Set task:
Report how many lines of the following entries include the string "color"; respond with the number alone.

[Dataset entries on figures]
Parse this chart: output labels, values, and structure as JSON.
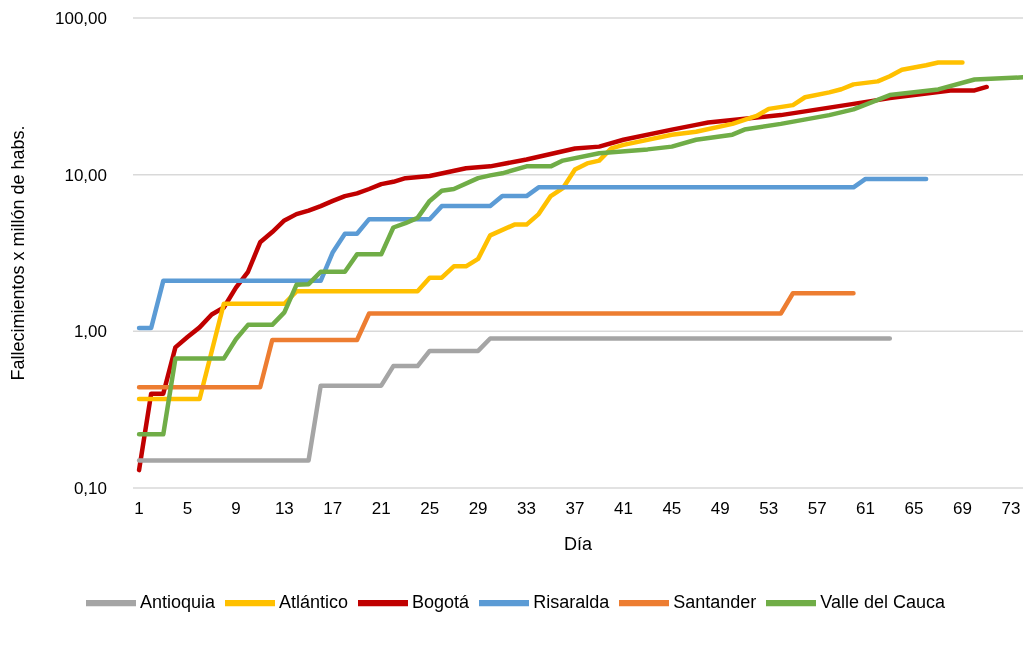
{
  "chart_data": {
    "type": "line",
    "xlabel": "Día",
    "ylabel": "Fallecimientos x millón de habs.",
    "log": "y",
    "grid": "y",
    "legend": "bottom",
    "marker": "none",
    "line_style": "solid",
    "xlim": [
      0.5,
      74
    ],
    "xticks": [
      1,
      5,
      9,
      13,
      17,
      21,
      25,
      29,
      33,
      37,
      41,
      45,
      49,
      53,
      57,
      61,
      65,
      69,
      73
    ],
    "ylim": [
      0.1,
      100
    ],
    "yticks": [
      {
        "value": 0.1,
        "label": "0,10"
      },
      {
        "value": 1,
        "label": "1,00"
      },
      {
        "value": 10,
        "label": "10,00"
      },
      {
        "value": 100,
        "label": "100,00"
      }
    ],
    "series": [
      {
        "name": "Bogotá",
        "color": "#c00000",
        "x": [
          1,
          2,
          3,
          4,
          5,
          6,
          7,
          8,
          9,
          10,
          11,
          12,
          13,
          14,
          15,
          16,
          17,
          18,
          19,
          20,
          21,
          22,
          23,
          25,
          28,
          30,
          33,
          37,
          39,
          41,
          45,
          47,
          48,
          54,
          60,
          63,
          68,
          70,
          71
        ],
        "values": [
          0.13,
          0.4,
          0.4,
          0.79,
          0.92,
          1.06,
          1.28,
          1.42,
          1.9,
          2.4,
          3.7,
          4.3,
          5.1,
          5.6,
          5.9,
          6.3,
          6.8,
          7.3,
          7.6,
          8.1,
          8.7,
          9.0,
          9.5,
          9.8,
          11.0,
          11.3,
          12.5,
          14.7,
          15.1,
          16.7,
          19.4,
          20.8,
          21.5,
          24.0,
          28.3,
          30.8,
          34.5,
          34.5,
          36.3
        ]
      },
      {
        "name": "Antioquia",
        "color": "#a5a5a5",
        "x": [
          1,
          15,
          16,
          21,
          22,
          24,
          25,
          29,
          30,
          63
        ],
        "values": [
          0.15,
          0.15,
          0.45,
          0.45,
          0.6,
          0.6,
          0.75,
          0.75,
          0.9,
          0.9
        ]
      },
      {
        "name": "Atlántico",
        "color": "#ffc000",
        "x": [
          1,
          6,
          8,
          13,
          14,
          24,
          25,
          26,
          27,
          28,
          29,
          30,
          32,
          33,
          34,
          35,
          36,
          37,
          38,
          39,
          40,
          41,
          45,
          47,
          50,
          52,
          53,
          55,
          56,
          58,
          59,
          60,
          62,
          63,
          64,
          66,
          67,
          69
        ],
        "values": [
          0.37,
          0.37,
          1.5,
          1.5,
          1.8,
          1.8,
          2.2,
          2.2,
          2.6,
          2.6,
          2.9,
          4.1,
          4.8,
          4.8,
          5.6,
          7.3,
          8.2,
          10.8,
          11.8,
          12.3,
          14.7,
          15.5,
          18.0,
          18.8,
          21.1,
          23.7,
          26.3,
          27.8,
          31.2,
          33.5,
          35.1,
          37.7,
          39.4,
          42.5,
          46.8,
          49.9,
          52,
          52
        ]
      },
      {
        "name": "Risaralda",
        "color": "#5b9bd5",
        "x": [
          1,
          2,
          3,
          16,
          17,
          18,
          19,
          20,
          25,
          26,
          30,
          31,
          33,
          34,
          60,
          61,
          66
        ],
        "values": [
          1.05,
          1.05,
          2.1,
          2.1,
          3.2,
          4.2,
          4.2,
          5.2,
          5.2,
          6.3,
          6.3,
          7.3,
          7.3,
          8.3,
          8.3,
          9.4,
          9.4
        ]
      },
      {
        "name": "Santander",
        "color": "#ed7d31",
        "x": [
          1,
          11,
          12,
          19,
          20,
          54,
          55,
          60
        ],
        "values": [
          0.44,
          0.44,
          0.88,
          0.88,
          1.3,
          1.3,
          1.75,
          1.75
        ]
      },
      {
        "name": "Valle del Cauca",
        "color": "#70ad47",
        "x": [
          1,
          3,
          4,
          8,
          9,
          10,
          12,
          13,
          14,
          15,
          16,
          18,
          19,
          21,
          22,
          23,
          24,
          25,
          26,
          27,
          29,
          30,
          31,
          33,
          35,
          36,
          39,
          43,
          45,
          47,
          50,
          51,
          54,
          58,
          60,
          63,
          67,
          70,
          74
        ],
        "values": [
          0.22,
          0.22,
          0.67,
          0.67,
          0.89,
          1.1,
          1.1,
          1.32,
          1.98,
          2.0,
          2.4,
          2.4,
          3.1,
          3.1,
          4.6,
          4.9,
          5.3,
          6.8,
          7.9,
          8.1,
          9.5,
          9.9,
          10.2,
          11.3,
          11.3,
          12.3,
          13.7,
          14.5,
          15.1,
          16.7,
          18.0,
          19.4,
          21.1,
          24.0,
          26.1,
          32.2,
          35.0,
          40.5,
          41.8
        ]
      }
    ]
  }
}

Task output:
6